**Written problem:**
Return the listing below unchanged, minus its pictures.

(Records that describe figures)
::::

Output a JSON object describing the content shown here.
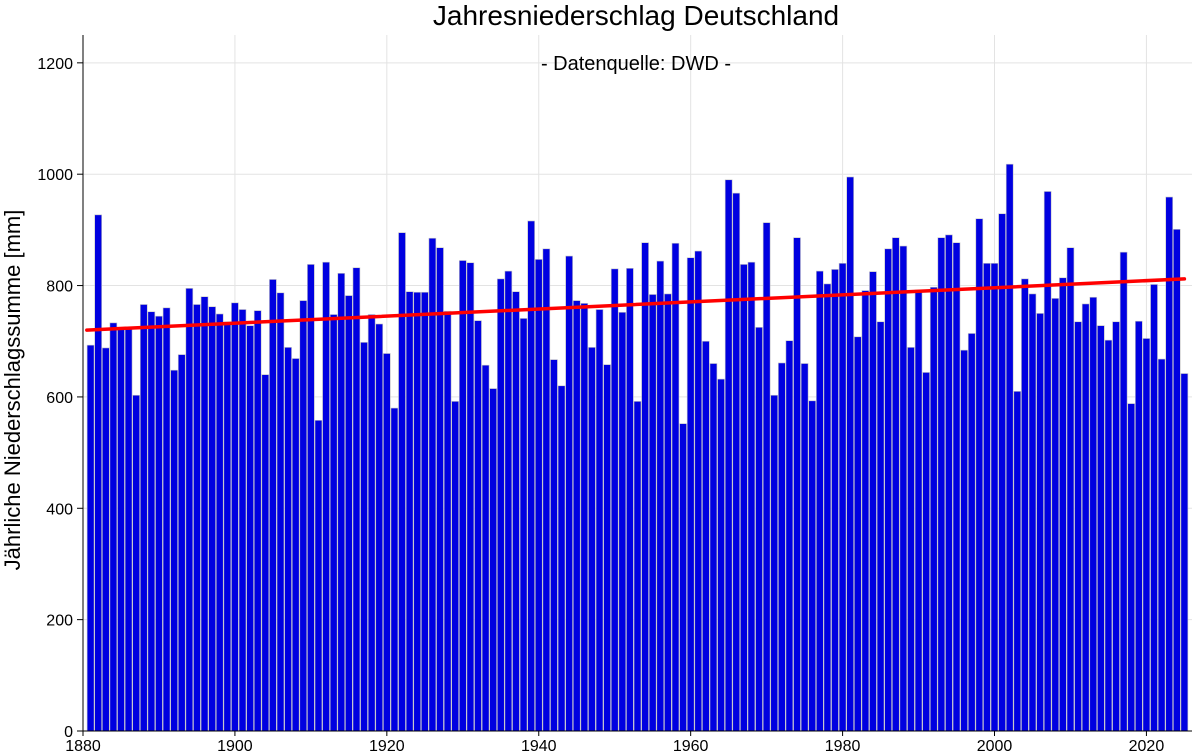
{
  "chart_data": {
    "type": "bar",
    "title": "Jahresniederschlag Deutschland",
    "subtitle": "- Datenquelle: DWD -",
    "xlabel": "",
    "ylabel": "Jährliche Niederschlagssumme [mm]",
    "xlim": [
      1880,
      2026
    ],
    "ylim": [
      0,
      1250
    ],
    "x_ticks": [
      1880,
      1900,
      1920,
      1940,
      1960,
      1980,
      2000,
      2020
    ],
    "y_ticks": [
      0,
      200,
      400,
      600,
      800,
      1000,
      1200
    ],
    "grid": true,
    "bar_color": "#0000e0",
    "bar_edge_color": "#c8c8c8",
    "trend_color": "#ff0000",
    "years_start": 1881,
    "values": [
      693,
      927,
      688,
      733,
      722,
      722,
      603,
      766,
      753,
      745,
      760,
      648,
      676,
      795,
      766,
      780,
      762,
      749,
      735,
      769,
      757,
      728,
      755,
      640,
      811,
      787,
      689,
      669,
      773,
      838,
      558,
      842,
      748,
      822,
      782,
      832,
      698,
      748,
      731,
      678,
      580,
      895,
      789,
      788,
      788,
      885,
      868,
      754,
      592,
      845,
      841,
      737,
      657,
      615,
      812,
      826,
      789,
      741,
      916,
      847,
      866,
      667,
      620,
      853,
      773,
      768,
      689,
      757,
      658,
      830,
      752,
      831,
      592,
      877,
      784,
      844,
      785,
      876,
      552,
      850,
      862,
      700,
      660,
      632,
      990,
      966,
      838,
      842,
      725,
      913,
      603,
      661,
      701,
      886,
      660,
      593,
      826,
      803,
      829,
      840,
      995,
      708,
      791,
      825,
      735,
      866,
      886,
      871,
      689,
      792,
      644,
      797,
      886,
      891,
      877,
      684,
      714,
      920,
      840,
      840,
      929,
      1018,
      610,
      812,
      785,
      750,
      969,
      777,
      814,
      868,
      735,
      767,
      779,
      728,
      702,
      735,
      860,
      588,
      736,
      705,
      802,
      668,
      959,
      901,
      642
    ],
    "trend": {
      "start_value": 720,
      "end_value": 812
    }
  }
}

::::

**Exercise result:**
Output a JSON object describing the content shown here.
{
  "chart_data": {
    "type": "bar",
    "title": "Jahresniederschlag Deutschland",
    "subtitle": "- Datenquelle: DWD -",
    "xlabel": "",
    "ylabel": "Jährliche Niederschlagssumme [mm]",
    "xlim": [
      1880,
      2026
    ],
    "ylim": [
      0,
      1250
    ],
    "x_ticks": [
      1880,
      1900,
      1920,
      1940,
      1960,
      1980,
      2000,
      2020
    ],
    "y_ticks": [
      0,
      200,
      400,
      600,
      800,
      1000,
      1200
    ],
    "grid": true,
    "bar_color": "#0000e0",
    "bar_edge_color": "#c8c8c8",
    "trend_color": "#ff0000",
    "years_start": 1881,
    "values": [
      693,
      927,
      688,
      733,
      722,
      722,
      603,
      766,
      753,
      745,
      760,
      648,
      676,
      795,
      766,
      780,
      762,
      749,
      735,
      769,
      757,
      728,
      755,
      640,
      811,
      787,
      689,
      669,
      773,
      838,
      558,
      842,
      748,
      822,
      782,
      832,
      698,
      748,
      731,
      678,
      580,
      895,
      789,
      788,
      788,
      885,
      868,
      754,
      592,
      845,
      841,
      737,
      657,
      615,
      812,
      826,
      789,
      741,
      916,
      847,
      866,
      667,
      620,
      853,
      773,
      768,
      689,
      757,
      658,
      830,
      752,
      831,
      592,
      877,
      784,
      844,
      785,
      876,
      552,
      850,
      862,
      700,
      660,
      632,
      990,
      966,
      838,
      842,
      725,
      913,
      603,
      661,
      701,
      886,
      660,
      593,
      826,
      803,
      829,
      840,
      995,
      708,
      791,
      825,
      735,
      866,
      886,
      871,
      689,
      792,
      644,
      797,
      886,
      891,
      877,
      684,
      714,
      920,
      840,
      840,
      929,
      1018,
      610,
      812,
      785,
      750,
      969,
      777,
      814,
      868,
      735,
      767,
      779,
      728,
      702,
      735,
      860,
      588,
      736,
      705,
      802,
      668,
      959,
      901,
      642
    ],
    "trend": {
      "start_value": 720,
      "end_value": 812
    }
  }
}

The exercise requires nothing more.